Records for this exercise →
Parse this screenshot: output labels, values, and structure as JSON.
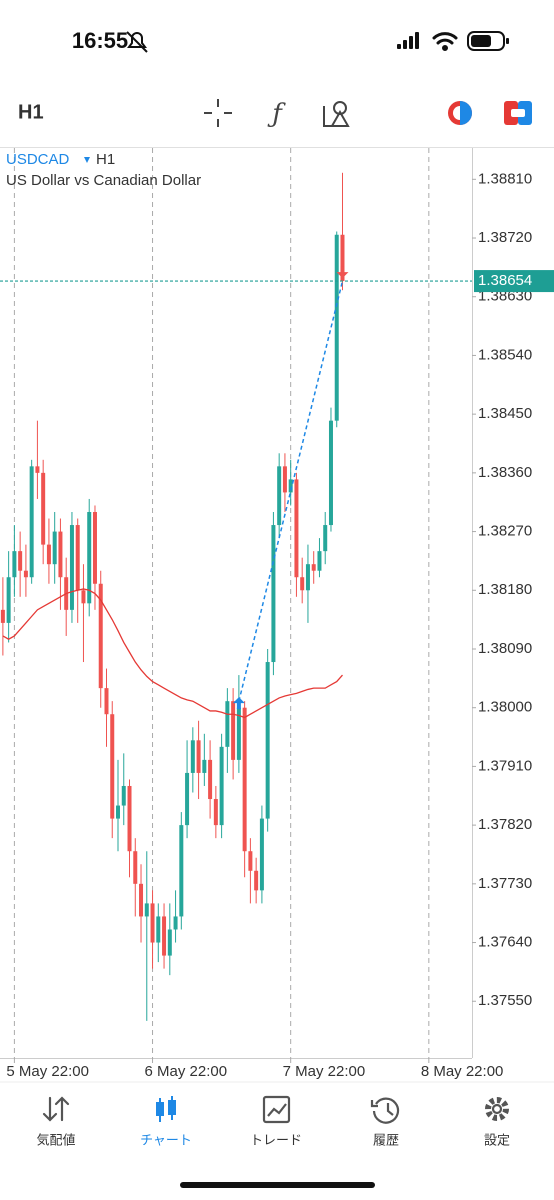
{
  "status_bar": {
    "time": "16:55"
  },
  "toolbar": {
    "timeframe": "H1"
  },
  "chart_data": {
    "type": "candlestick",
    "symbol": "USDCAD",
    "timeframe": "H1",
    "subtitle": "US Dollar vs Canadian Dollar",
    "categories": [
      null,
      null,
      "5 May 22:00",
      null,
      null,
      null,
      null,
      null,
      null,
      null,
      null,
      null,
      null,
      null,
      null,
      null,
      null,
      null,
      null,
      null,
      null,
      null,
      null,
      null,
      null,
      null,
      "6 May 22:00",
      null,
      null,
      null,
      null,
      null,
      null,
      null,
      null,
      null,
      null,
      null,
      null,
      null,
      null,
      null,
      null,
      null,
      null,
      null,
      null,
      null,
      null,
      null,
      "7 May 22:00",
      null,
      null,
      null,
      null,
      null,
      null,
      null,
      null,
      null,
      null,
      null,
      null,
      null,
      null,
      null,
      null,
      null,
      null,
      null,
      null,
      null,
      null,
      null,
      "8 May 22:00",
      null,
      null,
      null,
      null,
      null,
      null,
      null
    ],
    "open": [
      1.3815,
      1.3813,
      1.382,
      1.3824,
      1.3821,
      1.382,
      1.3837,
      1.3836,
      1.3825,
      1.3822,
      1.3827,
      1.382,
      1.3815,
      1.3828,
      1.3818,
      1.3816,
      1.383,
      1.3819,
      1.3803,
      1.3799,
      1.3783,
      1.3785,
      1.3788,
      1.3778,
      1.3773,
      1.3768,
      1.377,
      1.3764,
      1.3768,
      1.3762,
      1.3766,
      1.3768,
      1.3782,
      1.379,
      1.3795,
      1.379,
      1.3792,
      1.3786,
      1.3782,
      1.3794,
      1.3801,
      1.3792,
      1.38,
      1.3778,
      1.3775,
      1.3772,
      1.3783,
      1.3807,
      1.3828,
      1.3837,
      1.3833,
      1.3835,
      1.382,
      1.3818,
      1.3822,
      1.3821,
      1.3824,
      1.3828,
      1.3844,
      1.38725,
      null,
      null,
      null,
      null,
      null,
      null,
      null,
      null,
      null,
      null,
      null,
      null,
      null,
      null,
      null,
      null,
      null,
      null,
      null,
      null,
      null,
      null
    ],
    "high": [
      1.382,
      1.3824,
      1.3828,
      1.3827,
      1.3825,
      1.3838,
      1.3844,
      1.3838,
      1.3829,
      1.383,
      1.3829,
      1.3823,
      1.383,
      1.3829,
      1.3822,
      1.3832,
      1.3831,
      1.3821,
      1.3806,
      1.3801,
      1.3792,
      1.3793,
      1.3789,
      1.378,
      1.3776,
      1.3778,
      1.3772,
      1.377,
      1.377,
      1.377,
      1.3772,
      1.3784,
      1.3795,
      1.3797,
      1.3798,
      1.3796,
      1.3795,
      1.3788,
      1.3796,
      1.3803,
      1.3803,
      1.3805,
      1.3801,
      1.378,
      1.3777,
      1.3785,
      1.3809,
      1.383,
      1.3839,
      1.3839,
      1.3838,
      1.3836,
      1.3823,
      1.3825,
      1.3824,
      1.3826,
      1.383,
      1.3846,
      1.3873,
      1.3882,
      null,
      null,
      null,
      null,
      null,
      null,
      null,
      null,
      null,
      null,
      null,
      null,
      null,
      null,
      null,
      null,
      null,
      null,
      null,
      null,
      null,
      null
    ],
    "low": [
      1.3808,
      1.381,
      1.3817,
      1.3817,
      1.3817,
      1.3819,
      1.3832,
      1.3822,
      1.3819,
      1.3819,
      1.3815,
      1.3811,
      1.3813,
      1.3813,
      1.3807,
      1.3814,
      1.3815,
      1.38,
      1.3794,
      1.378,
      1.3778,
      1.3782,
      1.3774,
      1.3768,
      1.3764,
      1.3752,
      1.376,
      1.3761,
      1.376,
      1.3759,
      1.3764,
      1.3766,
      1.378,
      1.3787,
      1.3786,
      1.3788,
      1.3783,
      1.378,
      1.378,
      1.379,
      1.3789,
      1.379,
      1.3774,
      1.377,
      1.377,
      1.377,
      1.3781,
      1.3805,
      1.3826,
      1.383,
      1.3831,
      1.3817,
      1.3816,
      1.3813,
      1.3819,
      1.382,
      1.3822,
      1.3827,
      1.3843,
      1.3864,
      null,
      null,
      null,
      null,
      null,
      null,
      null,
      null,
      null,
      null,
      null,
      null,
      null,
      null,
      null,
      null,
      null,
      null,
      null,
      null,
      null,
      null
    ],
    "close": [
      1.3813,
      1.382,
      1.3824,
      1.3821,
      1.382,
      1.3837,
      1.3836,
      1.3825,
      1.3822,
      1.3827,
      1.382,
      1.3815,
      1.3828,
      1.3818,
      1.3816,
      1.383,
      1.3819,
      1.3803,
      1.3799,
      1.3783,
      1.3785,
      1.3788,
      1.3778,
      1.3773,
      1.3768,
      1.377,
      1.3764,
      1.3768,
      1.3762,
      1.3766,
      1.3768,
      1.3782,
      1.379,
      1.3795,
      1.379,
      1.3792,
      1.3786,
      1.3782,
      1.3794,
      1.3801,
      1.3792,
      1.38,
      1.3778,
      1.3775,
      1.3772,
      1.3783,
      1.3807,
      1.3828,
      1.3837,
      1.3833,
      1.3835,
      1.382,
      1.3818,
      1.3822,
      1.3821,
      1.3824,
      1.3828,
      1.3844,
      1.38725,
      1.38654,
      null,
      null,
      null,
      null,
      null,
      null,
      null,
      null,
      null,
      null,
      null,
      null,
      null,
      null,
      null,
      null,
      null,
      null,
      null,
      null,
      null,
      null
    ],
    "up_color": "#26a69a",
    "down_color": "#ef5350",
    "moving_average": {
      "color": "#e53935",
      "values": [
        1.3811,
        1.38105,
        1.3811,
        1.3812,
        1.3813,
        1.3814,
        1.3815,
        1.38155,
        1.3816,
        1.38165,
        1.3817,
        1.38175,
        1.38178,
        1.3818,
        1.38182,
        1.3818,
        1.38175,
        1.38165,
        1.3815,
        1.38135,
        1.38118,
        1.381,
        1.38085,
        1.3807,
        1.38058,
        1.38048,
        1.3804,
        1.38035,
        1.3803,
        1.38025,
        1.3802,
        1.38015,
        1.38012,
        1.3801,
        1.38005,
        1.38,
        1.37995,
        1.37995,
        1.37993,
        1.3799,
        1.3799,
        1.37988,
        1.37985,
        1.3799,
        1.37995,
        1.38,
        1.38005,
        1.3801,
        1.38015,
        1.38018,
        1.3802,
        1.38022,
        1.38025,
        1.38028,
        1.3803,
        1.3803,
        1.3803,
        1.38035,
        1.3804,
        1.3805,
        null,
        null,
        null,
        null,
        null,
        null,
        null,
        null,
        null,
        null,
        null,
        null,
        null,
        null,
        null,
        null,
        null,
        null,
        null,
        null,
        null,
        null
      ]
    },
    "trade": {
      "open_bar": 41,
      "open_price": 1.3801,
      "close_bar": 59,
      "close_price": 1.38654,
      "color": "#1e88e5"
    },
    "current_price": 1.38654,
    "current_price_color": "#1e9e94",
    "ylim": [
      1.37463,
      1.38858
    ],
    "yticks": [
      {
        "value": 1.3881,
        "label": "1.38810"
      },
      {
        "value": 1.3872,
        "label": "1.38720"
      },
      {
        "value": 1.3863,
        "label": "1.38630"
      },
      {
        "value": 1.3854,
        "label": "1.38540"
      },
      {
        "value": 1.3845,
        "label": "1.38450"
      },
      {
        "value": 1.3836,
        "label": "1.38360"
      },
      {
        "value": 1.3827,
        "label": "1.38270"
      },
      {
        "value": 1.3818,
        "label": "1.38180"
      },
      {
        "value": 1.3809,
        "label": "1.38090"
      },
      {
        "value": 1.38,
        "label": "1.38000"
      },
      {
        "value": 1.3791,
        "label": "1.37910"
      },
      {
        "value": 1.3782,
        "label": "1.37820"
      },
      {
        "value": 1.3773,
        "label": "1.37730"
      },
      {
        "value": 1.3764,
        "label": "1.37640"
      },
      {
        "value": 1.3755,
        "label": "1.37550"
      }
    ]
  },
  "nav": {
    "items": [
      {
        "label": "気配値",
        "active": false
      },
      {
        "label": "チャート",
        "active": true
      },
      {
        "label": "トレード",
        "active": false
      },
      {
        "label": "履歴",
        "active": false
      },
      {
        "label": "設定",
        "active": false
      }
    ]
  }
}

--

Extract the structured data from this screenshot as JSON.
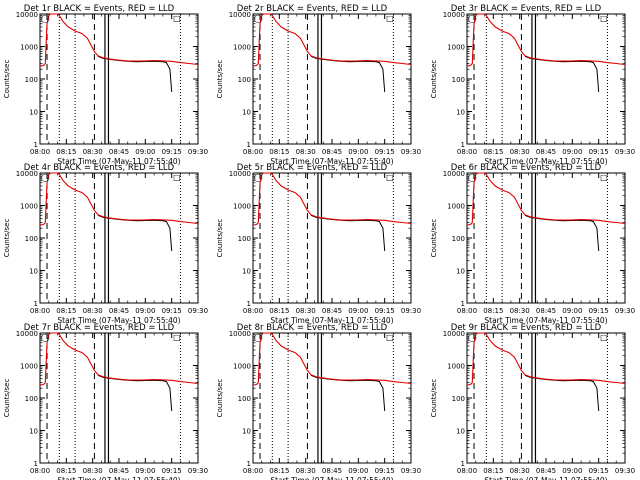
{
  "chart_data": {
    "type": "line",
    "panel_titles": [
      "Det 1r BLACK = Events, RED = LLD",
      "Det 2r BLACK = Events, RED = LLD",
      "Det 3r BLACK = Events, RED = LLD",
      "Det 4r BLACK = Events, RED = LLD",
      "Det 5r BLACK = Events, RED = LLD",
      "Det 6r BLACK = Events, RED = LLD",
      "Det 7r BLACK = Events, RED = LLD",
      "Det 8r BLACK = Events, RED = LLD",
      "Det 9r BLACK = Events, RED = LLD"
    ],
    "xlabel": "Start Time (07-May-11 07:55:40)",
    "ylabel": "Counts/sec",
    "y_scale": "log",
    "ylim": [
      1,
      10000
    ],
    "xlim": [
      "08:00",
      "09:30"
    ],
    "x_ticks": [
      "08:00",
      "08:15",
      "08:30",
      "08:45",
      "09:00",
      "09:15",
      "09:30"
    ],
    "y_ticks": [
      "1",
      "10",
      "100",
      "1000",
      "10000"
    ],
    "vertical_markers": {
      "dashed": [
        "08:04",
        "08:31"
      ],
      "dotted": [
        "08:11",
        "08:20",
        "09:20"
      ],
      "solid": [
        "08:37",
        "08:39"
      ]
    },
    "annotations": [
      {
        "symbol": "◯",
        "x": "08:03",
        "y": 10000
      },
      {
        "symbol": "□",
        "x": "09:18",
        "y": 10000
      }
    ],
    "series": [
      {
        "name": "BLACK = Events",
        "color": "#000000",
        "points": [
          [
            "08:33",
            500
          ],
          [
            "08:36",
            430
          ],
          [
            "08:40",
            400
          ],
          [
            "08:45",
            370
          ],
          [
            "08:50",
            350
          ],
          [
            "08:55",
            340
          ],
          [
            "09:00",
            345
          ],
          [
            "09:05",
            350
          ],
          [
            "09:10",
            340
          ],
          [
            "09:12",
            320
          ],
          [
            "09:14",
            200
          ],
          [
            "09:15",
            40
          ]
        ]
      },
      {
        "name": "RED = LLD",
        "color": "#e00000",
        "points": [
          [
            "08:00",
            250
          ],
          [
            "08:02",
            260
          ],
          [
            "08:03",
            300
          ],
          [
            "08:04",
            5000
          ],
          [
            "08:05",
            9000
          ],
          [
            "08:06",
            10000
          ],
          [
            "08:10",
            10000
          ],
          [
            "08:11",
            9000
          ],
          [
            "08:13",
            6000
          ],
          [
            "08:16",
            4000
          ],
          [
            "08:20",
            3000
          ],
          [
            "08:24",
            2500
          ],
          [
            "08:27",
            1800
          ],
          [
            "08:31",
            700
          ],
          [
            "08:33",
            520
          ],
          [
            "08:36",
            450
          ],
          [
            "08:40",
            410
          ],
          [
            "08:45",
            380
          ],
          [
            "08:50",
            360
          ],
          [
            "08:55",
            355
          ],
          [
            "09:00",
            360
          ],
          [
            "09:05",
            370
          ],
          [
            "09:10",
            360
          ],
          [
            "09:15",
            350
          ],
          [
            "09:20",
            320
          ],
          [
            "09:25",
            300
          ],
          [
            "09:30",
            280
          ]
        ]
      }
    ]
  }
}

Stated task →
Gather each line of the listing containing the word "JSON" and show it.

Answer →
Parse this screenshot: output labels, values, and structure as JSON.
Extract the structured data from this screenshot as JSON.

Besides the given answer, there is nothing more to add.